Texto extraído —
= = =
E segue o pecedobista empurrando com a barriga. Fico sabendo que emprego “o termo ‘nacional’ pejorativamente, tratando-o como coisa de ‘stalinista’”. E que, na “hora de atacar a China (…) ele (ou seja, eu, o besouro) redescobre os interesses nacionais para denunciar, intrépido, ‘o grande capital imperialista chinês’.” É certo que impugno a proposta de “revolução nacional” lusordiana, em contraposição à revolução operária, socialista e internacionalista, base da visão marxiana e marxista de mundo, incontornável no passado e ainda mais nos dias de hoje de “globalização”.

Não ataco a nação chinesa, que tenho defendido publicamente contra a atual ofensiva do imperialismo estadunidense hegemônico. Mas, não sendo “garoto propaganda” do grande capital chinês, Registro, apoiado na categoria leninista de “imperialismo”, o caráter já maduro do capital monopólico e imperialista chinês. Em 2019, a China era a quarta nação mundial em exportação de capitais, com 8,9% dos investimentos internacionais, após o Japão (17%); os Estados Unidos (9,5%) e os Países Baixos, 9,4%. E defendo que a inversão de capital chinês no Brasil é tão deletéria, do ponto de vista da população e da nação, como as inversões japonesas, estadunidenses, holandesas, etc.

E aí termina a impugnação de tudo que questionei e denunciei nos dois livros referenciais de Losurdo. Quando o comensal faminto esperava o prato de fundo, após lhe terem servido lufadas de vento, o garçom pimpolho apresenta a conta salgada, elogiando o que não serviu. Não diria que o militante pecedobista não leu meu ensaio Domenico Losurdo: um farsante na Terra dos Papagaios. Apenas, ele e seu parceiro de partido bordejaram em forma rústica e consciente a impugnação que propus, fugindo dela como ratos fogem do gato e, no caso, do besouro. Diria que por isso não referenciaram meu livro. Não queriam deixar pistas para a comprovação da empulhação que procederam.
= = =
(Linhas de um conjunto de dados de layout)
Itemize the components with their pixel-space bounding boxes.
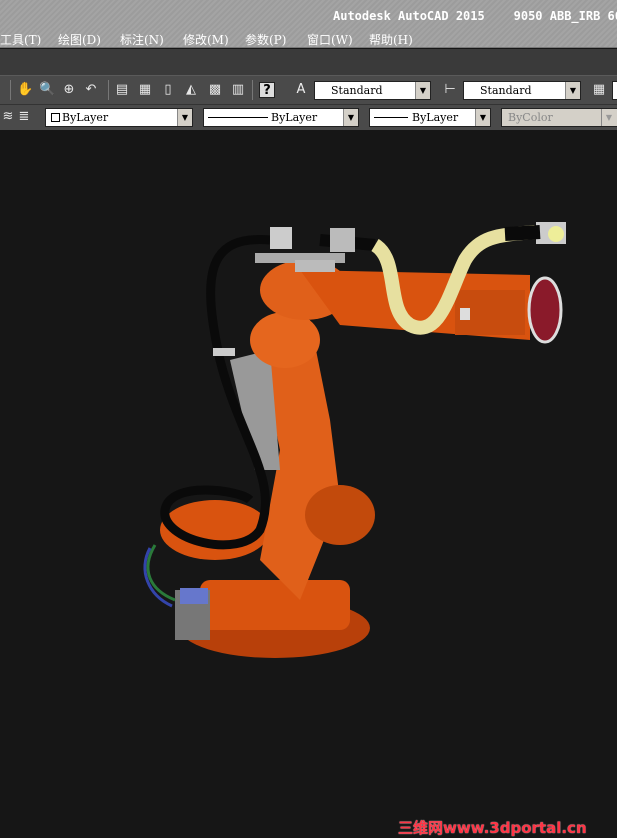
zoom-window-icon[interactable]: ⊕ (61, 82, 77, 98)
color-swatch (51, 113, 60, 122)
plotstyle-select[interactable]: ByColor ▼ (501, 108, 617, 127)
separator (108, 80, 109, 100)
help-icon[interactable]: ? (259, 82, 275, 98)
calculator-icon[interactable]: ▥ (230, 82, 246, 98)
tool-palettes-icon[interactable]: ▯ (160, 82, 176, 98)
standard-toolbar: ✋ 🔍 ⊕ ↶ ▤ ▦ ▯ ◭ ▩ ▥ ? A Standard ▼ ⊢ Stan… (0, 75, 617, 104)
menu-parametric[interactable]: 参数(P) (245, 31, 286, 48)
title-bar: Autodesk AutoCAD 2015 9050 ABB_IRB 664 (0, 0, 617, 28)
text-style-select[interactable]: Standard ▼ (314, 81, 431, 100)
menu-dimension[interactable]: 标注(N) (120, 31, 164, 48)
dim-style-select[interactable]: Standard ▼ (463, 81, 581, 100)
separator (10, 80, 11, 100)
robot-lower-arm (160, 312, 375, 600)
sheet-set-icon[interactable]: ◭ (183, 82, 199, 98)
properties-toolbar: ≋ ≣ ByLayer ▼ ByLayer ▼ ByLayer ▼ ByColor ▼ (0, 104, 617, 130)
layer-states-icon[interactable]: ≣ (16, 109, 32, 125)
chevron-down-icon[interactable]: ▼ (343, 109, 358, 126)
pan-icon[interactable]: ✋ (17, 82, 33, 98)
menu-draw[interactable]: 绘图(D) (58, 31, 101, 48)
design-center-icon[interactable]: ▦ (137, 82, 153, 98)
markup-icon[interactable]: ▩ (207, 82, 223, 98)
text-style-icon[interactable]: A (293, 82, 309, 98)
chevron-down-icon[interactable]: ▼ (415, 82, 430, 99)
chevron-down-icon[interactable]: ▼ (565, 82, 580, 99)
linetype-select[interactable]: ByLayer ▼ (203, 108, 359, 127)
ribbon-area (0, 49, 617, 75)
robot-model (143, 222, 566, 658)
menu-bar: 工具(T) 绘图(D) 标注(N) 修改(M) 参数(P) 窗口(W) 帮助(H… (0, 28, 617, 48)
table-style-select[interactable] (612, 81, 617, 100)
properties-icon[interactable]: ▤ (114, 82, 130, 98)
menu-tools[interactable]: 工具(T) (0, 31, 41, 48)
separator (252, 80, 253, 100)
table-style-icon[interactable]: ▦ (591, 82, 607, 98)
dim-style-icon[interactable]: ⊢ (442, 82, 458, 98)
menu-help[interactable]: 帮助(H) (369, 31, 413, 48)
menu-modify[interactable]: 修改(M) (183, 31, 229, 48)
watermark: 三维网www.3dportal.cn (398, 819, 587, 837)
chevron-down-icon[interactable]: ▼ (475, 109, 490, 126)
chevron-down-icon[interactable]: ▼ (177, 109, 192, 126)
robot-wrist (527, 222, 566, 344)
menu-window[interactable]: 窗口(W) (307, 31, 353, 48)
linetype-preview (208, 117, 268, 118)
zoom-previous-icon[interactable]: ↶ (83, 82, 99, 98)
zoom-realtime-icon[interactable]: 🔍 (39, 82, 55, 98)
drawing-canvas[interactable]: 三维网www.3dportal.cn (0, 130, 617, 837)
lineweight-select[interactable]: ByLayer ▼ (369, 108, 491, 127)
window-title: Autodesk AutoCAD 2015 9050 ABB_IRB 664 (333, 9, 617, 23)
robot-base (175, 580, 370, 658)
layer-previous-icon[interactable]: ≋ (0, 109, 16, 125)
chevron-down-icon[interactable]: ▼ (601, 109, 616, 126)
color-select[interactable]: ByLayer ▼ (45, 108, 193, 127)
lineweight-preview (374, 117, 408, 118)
= = =
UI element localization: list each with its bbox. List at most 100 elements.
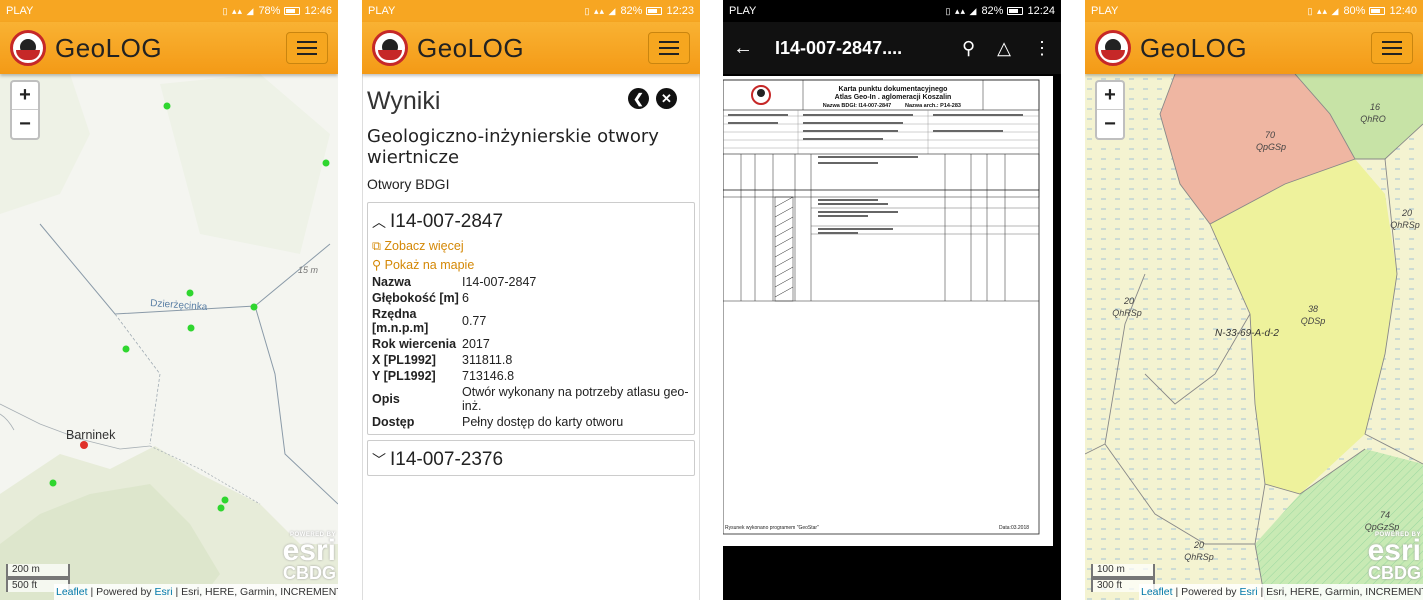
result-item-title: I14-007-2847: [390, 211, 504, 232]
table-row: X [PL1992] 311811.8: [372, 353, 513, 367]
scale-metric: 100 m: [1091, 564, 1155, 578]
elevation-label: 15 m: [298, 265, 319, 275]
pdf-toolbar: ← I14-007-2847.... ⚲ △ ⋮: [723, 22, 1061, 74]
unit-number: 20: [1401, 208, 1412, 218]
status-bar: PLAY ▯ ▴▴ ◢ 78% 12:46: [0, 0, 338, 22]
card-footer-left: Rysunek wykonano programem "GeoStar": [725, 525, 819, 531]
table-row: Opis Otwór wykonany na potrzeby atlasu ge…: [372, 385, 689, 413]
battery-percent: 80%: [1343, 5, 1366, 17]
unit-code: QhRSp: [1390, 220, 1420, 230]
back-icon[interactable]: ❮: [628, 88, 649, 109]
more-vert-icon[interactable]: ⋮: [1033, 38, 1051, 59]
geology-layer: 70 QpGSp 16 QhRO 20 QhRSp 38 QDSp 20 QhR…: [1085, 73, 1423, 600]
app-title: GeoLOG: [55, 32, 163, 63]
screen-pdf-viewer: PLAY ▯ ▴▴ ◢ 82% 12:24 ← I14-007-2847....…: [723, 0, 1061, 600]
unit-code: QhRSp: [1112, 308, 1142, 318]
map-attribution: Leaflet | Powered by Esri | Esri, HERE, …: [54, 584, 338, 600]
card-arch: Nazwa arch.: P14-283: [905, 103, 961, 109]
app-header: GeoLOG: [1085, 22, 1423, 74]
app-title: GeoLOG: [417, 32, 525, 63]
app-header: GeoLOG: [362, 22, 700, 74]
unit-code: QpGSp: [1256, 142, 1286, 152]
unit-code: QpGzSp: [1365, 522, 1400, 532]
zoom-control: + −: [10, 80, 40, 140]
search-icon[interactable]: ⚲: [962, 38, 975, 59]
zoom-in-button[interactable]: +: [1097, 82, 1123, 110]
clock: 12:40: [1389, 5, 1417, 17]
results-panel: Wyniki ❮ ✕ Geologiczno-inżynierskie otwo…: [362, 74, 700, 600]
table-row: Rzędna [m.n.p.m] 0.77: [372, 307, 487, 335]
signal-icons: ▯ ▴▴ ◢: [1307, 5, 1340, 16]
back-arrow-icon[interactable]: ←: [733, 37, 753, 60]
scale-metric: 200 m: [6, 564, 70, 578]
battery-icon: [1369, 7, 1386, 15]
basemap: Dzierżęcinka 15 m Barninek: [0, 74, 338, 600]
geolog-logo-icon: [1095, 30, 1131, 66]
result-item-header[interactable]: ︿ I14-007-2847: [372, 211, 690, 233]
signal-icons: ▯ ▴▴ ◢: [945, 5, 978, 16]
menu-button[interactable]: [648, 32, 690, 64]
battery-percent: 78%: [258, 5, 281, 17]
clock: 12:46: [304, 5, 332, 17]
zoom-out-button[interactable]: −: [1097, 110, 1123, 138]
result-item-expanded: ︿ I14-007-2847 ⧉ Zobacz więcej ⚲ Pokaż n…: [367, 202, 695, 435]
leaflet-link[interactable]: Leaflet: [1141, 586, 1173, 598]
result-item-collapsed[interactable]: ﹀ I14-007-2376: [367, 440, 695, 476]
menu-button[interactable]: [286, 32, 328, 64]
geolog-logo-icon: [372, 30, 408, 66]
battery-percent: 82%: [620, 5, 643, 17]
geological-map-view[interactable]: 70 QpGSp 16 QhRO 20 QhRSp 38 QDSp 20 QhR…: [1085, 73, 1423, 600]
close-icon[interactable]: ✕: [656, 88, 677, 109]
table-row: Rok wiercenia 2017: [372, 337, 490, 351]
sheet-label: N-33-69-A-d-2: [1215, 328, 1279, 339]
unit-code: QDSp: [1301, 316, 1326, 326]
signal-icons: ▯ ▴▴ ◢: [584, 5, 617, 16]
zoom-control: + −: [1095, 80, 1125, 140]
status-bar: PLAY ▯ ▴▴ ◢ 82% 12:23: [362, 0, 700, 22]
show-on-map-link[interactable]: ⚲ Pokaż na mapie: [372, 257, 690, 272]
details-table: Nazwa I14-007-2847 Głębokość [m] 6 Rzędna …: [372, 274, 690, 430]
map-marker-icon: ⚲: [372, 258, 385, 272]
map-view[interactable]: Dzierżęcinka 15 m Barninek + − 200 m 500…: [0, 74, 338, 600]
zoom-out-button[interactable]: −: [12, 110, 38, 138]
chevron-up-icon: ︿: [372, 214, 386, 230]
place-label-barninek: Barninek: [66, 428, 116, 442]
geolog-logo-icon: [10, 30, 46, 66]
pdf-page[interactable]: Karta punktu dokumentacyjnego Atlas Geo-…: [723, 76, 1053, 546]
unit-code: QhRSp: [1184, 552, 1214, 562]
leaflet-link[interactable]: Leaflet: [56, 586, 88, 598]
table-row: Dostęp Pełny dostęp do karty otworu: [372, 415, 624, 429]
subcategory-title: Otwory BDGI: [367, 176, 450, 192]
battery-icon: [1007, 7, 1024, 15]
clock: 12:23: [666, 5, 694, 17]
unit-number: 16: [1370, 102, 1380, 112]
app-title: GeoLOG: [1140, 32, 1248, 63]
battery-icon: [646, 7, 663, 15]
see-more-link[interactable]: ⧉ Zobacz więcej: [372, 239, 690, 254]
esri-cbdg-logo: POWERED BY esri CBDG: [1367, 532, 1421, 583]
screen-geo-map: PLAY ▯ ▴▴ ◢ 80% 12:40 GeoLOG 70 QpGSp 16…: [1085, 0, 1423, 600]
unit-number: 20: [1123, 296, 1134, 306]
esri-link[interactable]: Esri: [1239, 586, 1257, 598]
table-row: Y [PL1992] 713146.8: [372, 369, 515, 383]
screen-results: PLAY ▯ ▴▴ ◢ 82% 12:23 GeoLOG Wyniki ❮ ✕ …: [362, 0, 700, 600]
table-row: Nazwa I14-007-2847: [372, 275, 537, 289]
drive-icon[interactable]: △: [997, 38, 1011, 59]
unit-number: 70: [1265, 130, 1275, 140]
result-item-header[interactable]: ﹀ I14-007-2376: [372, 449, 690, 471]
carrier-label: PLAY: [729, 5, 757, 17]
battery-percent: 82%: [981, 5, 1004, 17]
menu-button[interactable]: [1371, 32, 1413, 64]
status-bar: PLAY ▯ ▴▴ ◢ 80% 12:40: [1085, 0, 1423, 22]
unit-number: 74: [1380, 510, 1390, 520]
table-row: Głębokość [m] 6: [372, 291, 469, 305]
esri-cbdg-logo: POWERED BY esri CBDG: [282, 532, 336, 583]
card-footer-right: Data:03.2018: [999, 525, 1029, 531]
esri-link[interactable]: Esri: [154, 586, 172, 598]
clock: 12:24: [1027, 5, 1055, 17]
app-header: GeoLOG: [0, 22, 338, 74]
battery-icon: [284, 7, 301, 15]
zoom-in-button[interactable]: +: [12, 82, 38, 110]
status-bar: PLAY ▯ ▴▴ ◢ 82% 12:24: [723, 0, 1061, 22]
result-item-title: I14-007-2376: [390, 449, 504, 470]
= = =
Instrução dada — Informe, com base no texto extraído, a posição que a China ocupava entre as nações exportadoras de capitais em 2019. As entradas não têm nenhum papel nesta tarefa.

Resposta da tarefa — A China era a quarta nação mundial em exportação de capitais, com 8,9% dos investimentos internacionais.